━━ LISTING
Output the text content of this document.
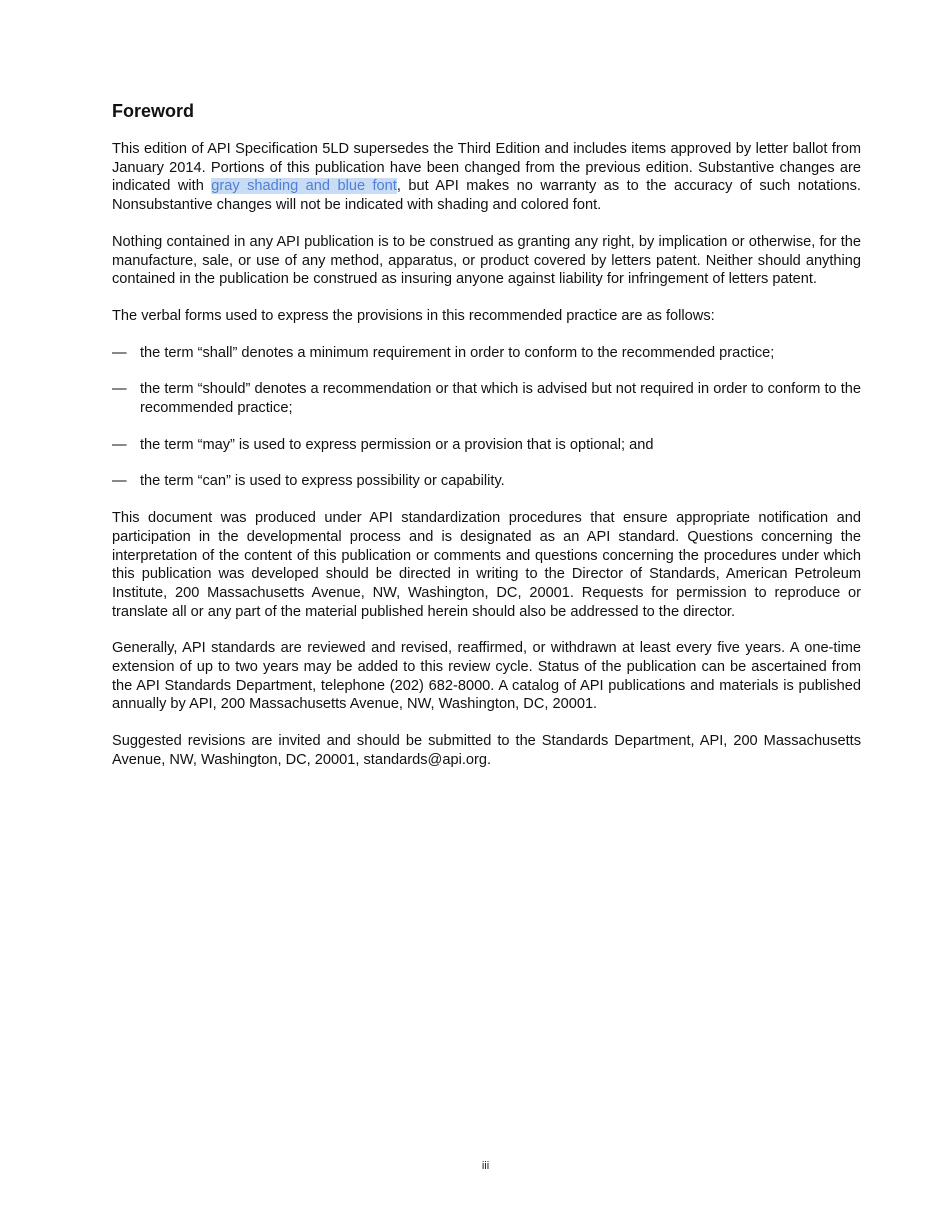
Foreword

This edition of API Specification 5LD supersedes the Third Edition and includes items approved by letter ballot from January 2014. Portions of this publication have been changed from the previous edition. Substantive changes are indicated with gray shading and blue font, but API makes no warranty as to the accuracy of such notations. Nonsubstantive changes will not be indicated with shading and colored font.

Nothing contained in any API publication is to be construed as granting any right, by implication or otherwise, for the manufacture, sale, or use of any method, apparatus, or product covered by letters patent. Neither should anything contained in the publication be construed as insuring anyone against liability for infringement of letters patent.

The verbal forms used to express the provisions in this recommended practice are as follows:

— the term “shall” denotes a minimum requirement in order to conform to the recommended practice;
— the term “should” denotes a recommendation or that which is advised but not required in order to conform to the recommended practice;
— the term “may” is used to express permission or a provision that is optional; and
— the term “can” is used to express possibility or capability.

This document was produced under API standardization procedures that ensure appropriate notification and participation in the developmental process and is designated as an API standard. Questions concerning the interpretation of the content of this publication or comments and questions concerning the procedures under which this publication was developed should be directed in writing to the Director of Standards, American Petroleum Institute, 200 Massachusetts Avenue, NW, Washington, DC, 20001. Requests for permission to reproduce or translate all or any part of the material published herein should also be addressed to the director.

Generally, API standards are reviewed and revised, reaffirmed, or withdrawn at least every five years. A one-time extension of up to two years may be added to this review cycle. Status of the publication can be ascertained from the API Standards Department, telephone (202) 682-8000. A catalog of API publications and materials is published annually by API, 200 Massachusetts Avenue, NW, Washington, DC, 20001.

Suggested revisions are invited and should be submitted to the Standards Department, API, 200 Massachusetts Avenue, NW, Washington, DC, 20001, standards@api.org.

iii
━━━━
■ INSTRUCTIONS FOR THE TASK ■
Transcribe the records word for word and include no pictures.

■ EXPECTED ANSWER ■
Output the text content of this document.
Foreword

This edition of API Specification 5LD supersedes the Third Edition and includes items approved by letter ballot from January 2014. Portions of this publication have been changed from the previous edition. Substantive changes are indicated with gray shading and blue font, but API makes no warranty as to the accuracy of such notations. Nonsubstantive changes will not be indicated with shading and colored font.

Nothing contained in any API publication is to be construed as granting any right, by implication or otherwise, for the manufacture, sale, or use of any method, apparatus, or product covered by letters patent. Neither should anything contained in the publication be construed as insuring anyone against liability for infringement of letters patent.

The verbal forms used to express the provisions in this recommended practice are as follows:

— the term “shall” denotes a minimum requirement in order to conform to the recommended practice;
— the term “should” denotes a recommendation or that which is advised but not required in order to conform to the recommended practice;
— the term “may” is used to express permission or a provision that is optional; and
— the term “can” is used to express possibility or capability.

This document was produced under API standardization procedures that ensure appropriate notification and participation in the developmental process and is designated as an API standard. Questions concerning the interpretation of the content of this publication or comments and questions concerning the procedures under which this publication was developed should be directed in writing to the Director of Standards, American Petroleum Institute, 200 Massachusetts Avenue, NW, Washington, DC, 20001. Requests for permission to reproduce or translate all or any part of the material published herein should also be addressed to the director.

Generally, API standards are reviewed and revised, reaffirmed, or withdrawn at least every five years. A one-time extension of up to two years may be added to this review cycle. Status of the publication can be ascertained from the API Standards Department, telephone (202) 682-8000. A catalog of API publications and materials is published annually by API, 200 Massachusetts Avenue, NW, Washington, DC, 20001.

Suggested revisions are invited and should be submitted to the Standards Department, API, 200 Massachusetts Avenue, NW, Washington, DC, 20001, standards@api.org.

iii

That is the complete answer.